* [SOURCE DOCUMENT]
####
The 30-day mortality rates for Charlson Comorbidity groups were Gr 0—2.9%, Gr I—9.4%, and Gr II—22.8%. By Chronic Disabling Score, the 30-day mortality rates were Gr 0—1.0%, Gr I—3.5%, Gr III—7.8%, Gr IV—14.3%, and Gr V—28.4%. By Sepsis Status, the 30-day mortality rates were no Blood Culture 5.5%, Blood Culture (negative) 17.7%, and Blood Culture (positive) 31.6%. By Manchester triage category, the 30-day mortality rates were Category 1 (resuscitation) 42.3%, Category 2 (very urgent) 11.3%, and Category 3 (urgent) 5.7%%. The full model was predictive with an AUROC of 0.90 (95% CI: 0.89, 0.90) (Figure 1). The sensitivity was 94.8% with a specificity of 66.8%. The positive predictive value was 23.3% with a negative predictive value of 99.2%. 70% of patients were correctly classified.

At the time of the emergency medical admission, however, the available data to the practising clinician is much more limited. The ED uses four categories of urgency with Manchester Triage Score, graded as resuscitation (2.4%), very urgent (42.5%), urgent (44.2%), and other grades (10.9%). The large majority of emergency medical admissions were classified as urgent or higher, with only 10.9% of lesser grades of urgency being admitted. The admission biochemistry and a troponin would be promptly available, but a septic screen result (if a Blood Culture is requested) would not be available for 24 hr or more. Therefore we have calculated the predictive outcome (30-day in-hospital mortality) and the nomogram on the data that is likely to be immediately available, including age, admission triage, red blood cell distribution width (RDW), sodium, urea, and albumin. The subset laboratory model was predictive with an AUROC of 0.85 (95% CI: 0.85, 0.86). The sensitivity was 94.4% with a specificity of 62.7%. The positive predictive value was 21.2% with a negative predictive value of 99.1% with 65.8% of patients correctly classified.

3.3. The Admission Laboratory and Triage Nomogram (Figures 24)

The admission laboratory data are predictive but have a different relationship to 30-day mortality outcomes. Higher albumin or sodium values predicted survival whereas higher urea or RDW deciles were associated with a worsened outcome (Figures 2 and 3). The logistic regression nomogram is derived from the logistic regression but rather than supply the full regression formula or a table with all regression coefficients, there is a visual representation. Nomograms are one of the simplest methods of mechanical calculus with a precision similar to that of a logarithmic ruler. A vertical line is drawn from each input variable to the first scale (Individual Score), and the sum of these outputs is used to calculate the mortality risk from the lower scale (Total Score) (Figure 4). For example, a patient is admitted with a triage category “urgent,” with no troponin estimation, and laboratory values of red blood cell distribution width (RDW) 18, sodium 130 mmol/l, urea 20, and albumin 30 G/dL at the age of 80 years. This would approximate to Triage 3 points, RDW 4 points, sodium 1.5 points, urea 2 points, and age 3.5 points. The total score then of 14 points would carry a 30-day mortality risk of approximately 10%, read off from the lower scale. The mortality over the last three years per patient was 7.1% (95% CI: 6.7–7.6); an 80 yr old patient, triaged as urgent, might have a 6/7 points score with the aforementioned risk; a score in the region of 15–18 points would equate to a risk of 20%.
####
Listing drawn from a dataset
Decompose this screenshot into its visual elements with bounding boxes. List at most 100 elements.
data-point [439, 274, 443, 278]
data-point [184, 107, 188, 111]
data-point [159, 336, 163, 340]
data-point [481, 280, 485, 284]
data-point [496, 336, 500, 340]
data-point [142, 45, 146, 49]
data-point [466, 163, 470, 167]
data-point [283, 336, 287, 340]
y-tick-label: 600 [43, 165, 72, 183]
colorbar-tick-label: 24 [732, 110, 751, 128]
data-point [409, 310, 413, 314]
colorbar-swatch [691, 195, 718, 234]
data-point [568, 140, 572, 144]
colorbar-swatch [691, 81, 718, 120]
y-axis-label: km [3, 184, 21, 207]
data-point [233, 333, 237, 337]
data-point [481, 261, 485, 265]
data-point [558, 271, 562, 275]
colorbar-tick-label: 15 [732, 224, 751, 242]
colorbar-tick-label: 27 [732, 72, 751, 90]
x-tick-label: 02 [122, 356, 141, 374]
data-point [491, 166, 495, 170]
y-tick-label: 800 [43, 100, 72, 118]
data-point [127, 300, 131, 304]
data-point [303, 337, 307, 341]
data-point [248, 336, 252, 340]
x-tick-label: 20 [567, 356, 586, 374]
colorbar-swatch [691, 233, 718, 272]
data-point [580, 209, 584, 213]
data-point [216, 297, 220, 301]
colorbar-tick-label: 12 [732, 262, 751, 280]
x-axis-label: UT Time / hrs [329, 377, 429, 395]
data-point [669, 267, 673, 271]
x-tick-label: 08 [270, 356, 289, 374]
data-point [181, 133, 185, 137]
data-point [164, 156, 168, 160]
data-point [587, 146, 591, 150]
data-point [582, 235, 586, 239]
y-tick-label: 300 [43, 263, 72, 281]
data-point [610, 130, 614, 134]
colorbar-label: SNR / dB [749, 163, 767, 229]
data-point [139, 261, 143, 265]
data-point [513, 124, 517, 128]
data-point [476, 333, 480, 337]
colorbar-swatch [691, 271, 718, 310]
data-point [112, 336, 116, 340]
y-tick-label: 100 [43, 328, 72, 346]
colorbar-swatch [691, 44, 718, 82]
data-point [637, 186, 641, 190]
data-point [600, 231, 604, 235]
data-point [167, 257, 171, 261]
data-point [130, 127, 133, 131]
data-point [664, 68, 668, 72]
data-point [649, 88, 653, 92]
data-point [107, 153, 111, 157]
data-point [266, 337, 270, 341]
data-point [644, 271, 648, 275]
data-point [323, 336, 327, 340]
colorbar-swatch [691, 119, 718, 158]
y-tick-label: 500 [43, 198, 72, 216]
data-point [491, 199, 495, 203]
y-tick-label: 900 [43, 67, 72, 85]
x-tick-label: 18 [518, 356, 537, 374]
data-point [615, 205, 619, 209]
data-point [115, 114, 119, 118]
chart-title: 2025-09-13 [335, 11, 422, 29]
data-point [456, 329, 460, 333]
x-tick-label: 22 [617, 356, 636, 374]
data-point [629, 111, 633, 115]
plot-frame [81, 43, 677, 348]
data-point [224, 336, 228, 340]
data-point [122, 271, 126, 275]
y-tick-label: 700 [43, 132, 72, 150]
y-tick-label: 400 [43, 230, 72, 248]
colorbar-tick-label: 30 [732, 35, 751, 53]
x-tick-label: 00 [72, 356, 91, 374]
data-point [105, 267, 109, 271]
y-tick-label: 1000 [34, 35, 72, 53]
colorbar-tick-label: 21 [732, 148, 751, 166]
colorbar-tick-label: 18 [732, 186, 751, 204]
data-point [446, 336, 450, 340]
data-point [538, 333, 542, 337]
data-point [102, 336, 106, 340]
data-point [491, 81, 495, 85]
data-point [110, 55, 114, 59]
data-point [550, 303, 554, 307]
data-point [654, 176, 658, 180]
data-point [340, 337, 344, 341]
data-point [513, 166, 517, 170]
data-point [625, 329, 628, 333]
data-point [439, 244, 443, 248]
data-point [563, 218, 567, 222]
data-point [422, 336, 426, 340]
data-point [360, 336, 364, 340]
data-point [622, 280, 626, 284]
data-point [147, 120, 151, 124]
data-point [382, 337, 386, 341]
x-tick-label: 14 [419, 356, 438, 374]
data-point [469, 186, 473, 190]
####
* [EXERCISE DESCRIPTION]
Continue the passage on predicting 30-day mortality after emergency medical admission from its final sentence.

* [SOLVED PROBLEM]
4. Discussion

There has been much discussion and interest about improving the outcomes of emergency medical admissions; this may have focused on reform of Acute Medicine delivery via an acute medical admissions unit (AMAU) [46], or with other structural reforms [7, 8], or the presence of senior consultant interventions [9]. At our institution in 2003 we initiated reform with an AMAU with the expectation it would deliver clinical efficiency with a reduction in unit hospital length of stay without necessarily an alteration in clinical mortality outcomes. However, over the subsequent 15-yr period, there was a relative risk reduction (RRR) of 33.9% in 30-day hospital episode in-patient mortality from 7.0% to 4.6% and, when calculated on a per patient basis (count last admission if >1 episode), a there was RRR of 61.7% from 15.1% to 5.8% (between 2002 and 2016). The mortality declined essentially as a linear function over time while the hospital LOS hardly changed. This result led us to systematically examine the factors that influenced hospital mortality. Our nomogram is an attempt to clarify and simplify risk prediction and to act as an aid to understand the relative contribution of different parameters to the overall hospital mortality risk.

We have generated two different prediction models which, respectively, combine different sets of prognostic factors, including admission physiological or biochemical parameters in addition to predictor variables, such as the Charlson Comorbidity index [22], Chronic Disabling Disease Score [23], Sepsis Status [25], and the admission triage category [24]. The full model comprised all available parameters and proved predictive of a 30-day in-hospital death, returning an AUROC of 0.90 (95% CI: 0.89, 0.90). The second model, which the nomogram represents graphically, makes use of those parameters only immediately available to the practising clinician at the time of emergency medical admission, returning an AUROC of 0.85 (95% CI: 0.85, 0.86). Thus, our nomogram model offers a decision analysis tool for assisting the clinician for personalized decision-making, with very little loss in predictive accuracy as compared with the full prediction model. The illustrative nature of the nomogram allows for the intuitive understanding as to how the different predictors contribute to risk.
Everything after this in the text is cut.